• Directions for this task: Please make an exact transcription of all the data that follows.

### Data shown ###

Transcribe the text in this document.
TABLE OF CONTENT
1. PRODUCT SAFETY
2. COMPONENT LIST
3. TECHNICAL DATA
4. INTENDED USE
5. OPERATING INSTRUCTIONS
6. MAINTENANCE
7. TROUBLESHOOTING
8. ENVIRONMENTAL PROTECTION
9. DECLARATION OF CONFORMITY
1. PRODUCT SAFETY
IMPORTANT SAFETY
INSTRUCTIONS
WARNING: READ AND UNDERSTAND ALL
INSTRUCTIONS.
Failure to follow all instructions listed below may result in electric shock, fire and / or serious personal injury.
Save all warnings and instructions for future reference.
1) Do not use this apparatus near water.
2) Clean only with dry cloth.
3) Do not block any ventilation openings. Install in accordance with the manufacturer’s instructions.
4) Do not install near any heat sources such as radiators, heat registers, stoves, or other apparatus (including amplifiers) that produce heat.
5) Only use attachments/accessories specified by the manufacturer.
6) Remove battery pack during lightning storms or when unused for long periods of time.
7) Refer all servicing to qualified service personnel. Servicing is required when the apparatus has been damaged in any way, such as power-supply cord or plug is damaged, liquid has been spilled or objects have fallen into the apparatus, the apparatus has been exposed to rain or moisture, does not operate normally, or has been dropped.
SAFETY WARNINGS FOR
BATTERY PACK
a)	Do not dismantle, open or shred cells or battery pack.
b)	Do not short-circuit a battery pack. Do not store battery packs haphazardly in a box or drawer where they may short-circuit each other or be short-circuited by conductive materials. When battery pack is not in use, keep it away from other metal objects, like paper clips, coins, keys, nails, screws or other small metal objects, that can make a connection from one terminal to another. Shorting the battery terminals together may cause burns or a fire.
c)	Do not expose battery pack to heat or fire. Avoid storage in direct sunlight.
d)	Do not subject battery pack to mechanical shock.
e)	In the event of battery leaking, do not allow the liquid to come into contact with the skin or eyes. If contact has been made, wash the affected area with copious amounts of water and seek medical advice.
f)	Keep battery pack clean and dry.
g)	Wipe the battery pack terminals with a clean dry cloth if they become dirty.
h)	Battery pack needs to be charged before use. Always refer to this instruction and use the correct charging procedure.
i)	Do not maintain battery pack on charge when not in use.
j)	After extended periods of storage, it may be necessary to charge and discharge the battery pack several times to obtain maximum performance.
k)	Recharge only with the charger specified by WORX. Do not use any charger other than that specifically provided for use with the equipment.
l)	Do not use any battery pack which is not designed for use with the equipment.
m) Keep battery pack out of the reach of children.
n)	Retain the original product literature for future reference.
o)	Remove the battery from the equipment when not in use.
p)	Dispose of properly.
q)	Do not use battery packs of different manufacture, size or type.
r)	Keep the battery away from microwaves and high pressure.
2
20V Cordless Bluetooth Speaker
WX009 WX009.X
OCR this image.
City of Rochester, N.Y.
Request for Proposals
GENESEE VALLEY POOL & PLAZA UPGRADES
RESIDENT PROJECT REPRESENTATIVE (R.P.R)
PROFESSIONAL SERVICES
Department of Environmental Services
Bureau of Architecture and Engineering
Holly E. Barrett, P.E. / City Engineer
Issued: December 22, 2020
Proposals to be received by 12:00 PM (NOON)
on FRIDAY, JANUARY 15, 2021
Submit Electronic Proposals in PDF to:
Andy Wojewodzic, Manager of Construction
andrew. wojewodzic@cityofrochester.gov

###

• Task answer:
Transcribe the text in this document.
TABLE OF CONTENT
1. PRODUCT SAFETY
2. COMPONENT LIST
3. TECHNICAL DATA
4. INTENDED USE
5. OPERATING INSTRUCTIONS
6. MAINTENANCE
7. TROUBLESHOOTING
8. ENVIRONMENTAL PROTECTION
9. DECLARATION OF CONFORMITY
1. PRODUCT SAFETY
IMPORTANT SAFETY
INSTRUCTIONS
WARNING: READ AND UNDERSTAND ALL
INSTRUCTIONS.
Failure to follow all instructions listed below may result in electric shock, fire and / or serious personal injury.
Save all warnings and instructions for future reference.
1) Do not use this apparatus near water.
2) Clean only with dry cloth.
3) Do not block any ventilation openings. Install in accordance with the manufacturer’s instructions.
4) Do not install near any heat sources such as radiators, heat registers, stoves, or other apparatus (including amplifiers) that produce heat.
5) Only use attachments/accessories specified by the manufacturer.
6) Remove battery pack during lightning storms or when unused for long periods of time.
7) Refer all servicing to qualified service personnel. Servicing is required when the apparatus has been damaged in any way, such as power-supply cord or plug is damaged, liquid has been spilled or objects have fallen into the apparatus, the apparatus has been exposed to rain or moisture, does not operate normally, or has been dropped.
SAFETY WARNINGS FOR
BATTERY PACK
a)	Do not dismantle, open or shred cells or battery pack.
b)	Do not short-circuit a battery pack. Do not store battery packs haphazardly in a box or drawer where they may short-circuit each other or be short-circuited by conductive materials. When battery pack is not in use, keep it away from other metal objects, like paper clips, coins, keys, nails, screws or other small metal objects, that can make a connection from one terminal to another. Shorting the battery terminals together may cause burns or a fire.
c)	Do not expose battery pack to heat or fire. Avoid storage in direct sunlight.
d)	Do not subject battery pack to mechanical shock.
e)	In the event of battery leaking, do not allow the liquid to come into contact with the skin or eyes. If contact has been made, wash the affected area with copious amounts of water and seek medical advice.
f)	Keep battery pack clean and dry.
g)	Wipe the battery pack terminals with a clean dry cloth if they become dirty.
h)	Battery pack needs to be charged before use. Always refer to this instruction and use the correct charging procedure.
i)	Do not maintain battery pack on charge when not in use.
j)	After extended periods of storage, it may be necessary to charge and discharge the battery pack several times to obtain maximum performance.
k)	Recharge only with the charger specified by WORX. Do not use any charger other than that specifically provided for use with the equipment.
l)	Do not use any battery pack which is not designed for use with the equipment.
m) Keep battery pack out of the reach of children.
n)	Retain the original product literature for future reference.
o)	Remove the battery from the equipment when not in use.
p)	Dispose of properly.
q)	Do not use battery packs of different manufacture, size or type.
r)	Keep the battery away from microwaves and high pressure.
2
20V Cordless Bluetooth Speaker
WX009 WX009.X
OCR this image.
City of Rochester, N.Y.
Request for Proposals
GENESEE VALLEY POOL & PLAZA UPGRADES
RESIDENT PROJECT REPRESENTATIVE (R.P.R)
PROFESSIONAL SERVICES
Department of Environmental Services
Bureau of Architecture and Engineering
Holly E. Barrett, P.E. / City Engineer
Issued: December 22, 2020
Proposals to be received by 12:00 PM (NOON)
on FRIDAY, JANUARY 15, 2021
Submit Electronic Proposals in PDF to:
Andy Wojewodzic, Manager of Construction
andrew. wojewodzic@cityofrochester.gov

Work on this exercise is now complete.